### Data listing
--------
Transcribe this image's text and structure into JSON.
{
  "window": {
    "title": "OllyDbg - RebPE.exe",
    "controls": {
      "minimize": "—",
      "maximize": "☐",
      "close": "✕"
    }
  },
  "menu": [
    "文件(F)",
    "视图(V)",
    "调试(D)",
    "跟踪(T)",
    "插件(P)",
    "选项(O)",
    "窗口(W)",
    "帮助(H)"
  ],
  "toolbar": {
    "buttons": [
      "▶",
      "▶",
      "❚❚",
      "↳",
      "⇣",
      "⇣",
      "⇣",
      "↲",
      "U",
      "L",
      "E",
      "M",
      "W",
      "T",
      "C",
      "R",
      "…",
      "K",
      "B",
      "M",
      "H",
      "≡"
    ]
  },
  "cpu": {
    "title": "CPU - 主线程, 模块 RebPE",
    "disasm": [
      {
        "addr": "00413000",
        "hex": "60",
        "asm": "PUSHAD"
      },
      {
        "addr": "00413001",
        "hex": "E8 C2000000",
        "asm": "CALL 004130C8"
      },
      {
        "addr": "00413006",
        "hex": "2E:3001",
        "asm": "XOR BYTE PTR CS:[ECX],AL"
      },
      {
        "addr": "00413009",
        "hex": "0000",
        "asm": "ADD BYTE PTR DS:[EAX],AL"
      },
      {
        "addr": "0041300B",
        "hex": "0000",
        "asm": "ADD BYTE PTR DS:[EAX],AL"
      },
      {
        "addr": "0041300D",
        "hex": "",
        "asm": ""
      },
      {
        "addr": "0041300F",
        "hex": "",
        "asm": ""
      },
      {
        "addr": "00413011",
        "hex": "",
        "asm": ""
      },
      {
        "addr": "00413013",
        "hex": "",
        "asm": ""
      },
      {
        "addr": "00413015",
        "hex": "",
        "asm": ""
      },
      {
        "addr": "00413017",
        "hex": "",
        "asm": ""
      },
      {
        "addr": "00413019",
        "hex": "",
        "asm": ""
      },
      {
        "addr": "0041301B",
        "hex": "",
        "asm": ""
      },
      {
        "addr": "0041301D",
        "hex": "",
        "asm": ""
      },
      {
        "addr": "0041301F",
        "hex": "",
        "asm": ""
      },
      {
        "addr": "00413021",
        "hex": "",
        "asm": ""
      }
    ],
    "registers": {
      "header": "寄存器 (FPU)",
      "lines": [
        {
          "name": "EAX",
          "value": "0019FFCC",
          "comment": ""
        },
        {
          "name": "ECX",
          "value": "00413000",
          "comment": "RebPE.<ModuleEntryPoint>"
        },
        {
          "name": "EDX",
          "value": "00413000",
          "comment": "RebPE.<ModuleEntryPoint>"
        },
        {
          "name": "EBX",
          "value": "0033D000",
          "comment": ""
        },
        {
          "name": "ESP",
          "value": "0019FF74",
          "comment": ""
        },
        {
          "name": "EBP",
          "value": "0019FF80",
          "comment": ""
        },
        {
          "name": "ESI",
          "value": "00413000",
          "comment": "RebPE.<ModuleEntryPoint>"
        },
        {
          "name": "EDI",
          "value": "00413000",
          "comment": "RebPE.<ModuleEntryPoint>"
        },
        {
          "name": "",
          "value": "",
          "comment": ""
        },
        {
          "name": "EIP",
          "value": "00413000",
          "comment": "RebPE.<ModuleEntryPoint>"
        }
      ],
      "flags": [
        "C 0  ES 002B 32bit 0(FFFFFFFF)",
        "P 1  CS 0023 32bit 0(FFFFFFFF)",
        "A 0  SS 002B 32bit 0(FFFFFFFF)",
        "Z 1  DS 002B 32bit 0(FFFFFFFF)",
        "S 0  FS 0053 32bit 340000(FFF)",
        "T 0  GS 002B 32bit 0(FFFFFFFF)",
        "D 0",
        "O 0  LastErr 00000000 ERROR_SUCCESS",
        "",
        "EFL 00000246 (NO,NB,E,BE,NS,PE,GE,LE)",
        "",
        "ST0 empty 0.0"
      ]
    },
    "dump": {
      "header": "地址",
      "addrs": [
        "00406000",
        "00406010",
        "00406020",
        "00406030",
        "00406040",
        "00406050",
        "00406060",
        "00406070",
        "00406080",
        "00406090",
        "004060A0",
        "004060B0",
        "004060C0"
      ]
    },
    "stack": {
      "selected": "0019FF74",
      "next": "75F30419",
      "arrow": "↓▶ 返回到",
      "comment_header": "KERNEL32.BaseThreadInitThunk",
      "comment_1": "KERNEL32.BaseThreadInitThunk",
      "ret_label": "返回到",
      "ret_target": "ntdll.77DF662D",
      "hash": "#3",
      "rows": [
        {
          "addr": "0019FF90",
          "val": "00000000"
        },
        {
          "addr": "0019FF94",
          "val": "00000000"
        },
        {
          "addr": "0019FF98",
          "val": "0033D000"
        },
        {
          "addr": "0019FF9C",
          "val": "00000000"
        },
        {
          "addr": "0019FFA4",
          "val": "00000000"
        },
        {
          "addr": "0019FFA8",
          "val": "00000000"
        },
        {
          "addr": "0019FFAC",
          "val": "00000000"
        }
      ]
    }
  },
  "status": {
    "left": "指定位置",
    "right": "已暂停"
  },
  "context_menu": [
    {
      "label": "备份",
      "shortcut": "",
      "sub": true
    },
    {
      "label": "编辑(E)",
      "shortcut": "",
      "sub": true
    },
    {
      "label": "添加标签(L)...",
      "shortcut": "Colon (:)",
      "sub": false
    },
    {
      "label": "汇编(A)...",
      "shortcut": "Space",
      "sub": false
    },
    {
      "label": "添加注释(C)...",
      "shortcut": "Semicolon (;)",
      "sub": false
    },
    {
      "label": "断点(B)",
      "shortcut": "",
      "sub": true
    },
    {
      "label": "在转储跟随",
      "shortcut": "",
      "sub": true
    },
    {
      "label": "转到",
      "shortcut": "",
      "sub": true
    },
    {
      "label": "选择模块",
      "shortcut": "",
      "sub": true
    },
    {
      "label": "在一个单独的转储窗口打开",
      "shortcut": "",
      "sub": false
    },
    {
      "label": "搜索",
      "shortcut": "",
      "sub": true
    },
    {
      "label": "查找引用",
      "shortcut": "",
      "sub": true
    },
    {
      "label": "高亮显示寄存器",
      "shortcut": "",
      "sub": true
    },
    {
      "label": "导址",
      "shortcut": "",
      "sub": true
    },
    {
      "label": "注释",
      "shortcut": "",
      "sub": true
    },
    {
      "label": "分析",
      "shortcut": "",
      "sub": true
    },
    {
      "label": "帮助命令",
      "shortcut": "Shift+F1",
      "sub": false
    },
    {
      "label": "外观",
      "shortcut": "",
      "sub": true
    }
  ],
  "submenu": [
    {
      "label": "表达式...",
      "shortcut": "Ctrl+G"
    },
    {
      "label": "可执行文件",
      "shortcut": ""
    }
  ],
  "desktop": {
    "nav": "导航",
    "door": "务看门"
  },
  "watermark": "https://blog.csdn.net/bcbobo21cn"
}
--------
### What you have to do
Show every line of the listing in which the string "name" can be found.

### Problem solution
          "name": "EAX",
          "name": "ECX",
          "name": "EDX",
          "name": "EBX",
          "name": "ESP",
          "name": "EBP",
          "name": "ESI",
          "name": "EDI",
          "name": "",
          "name": "EIP",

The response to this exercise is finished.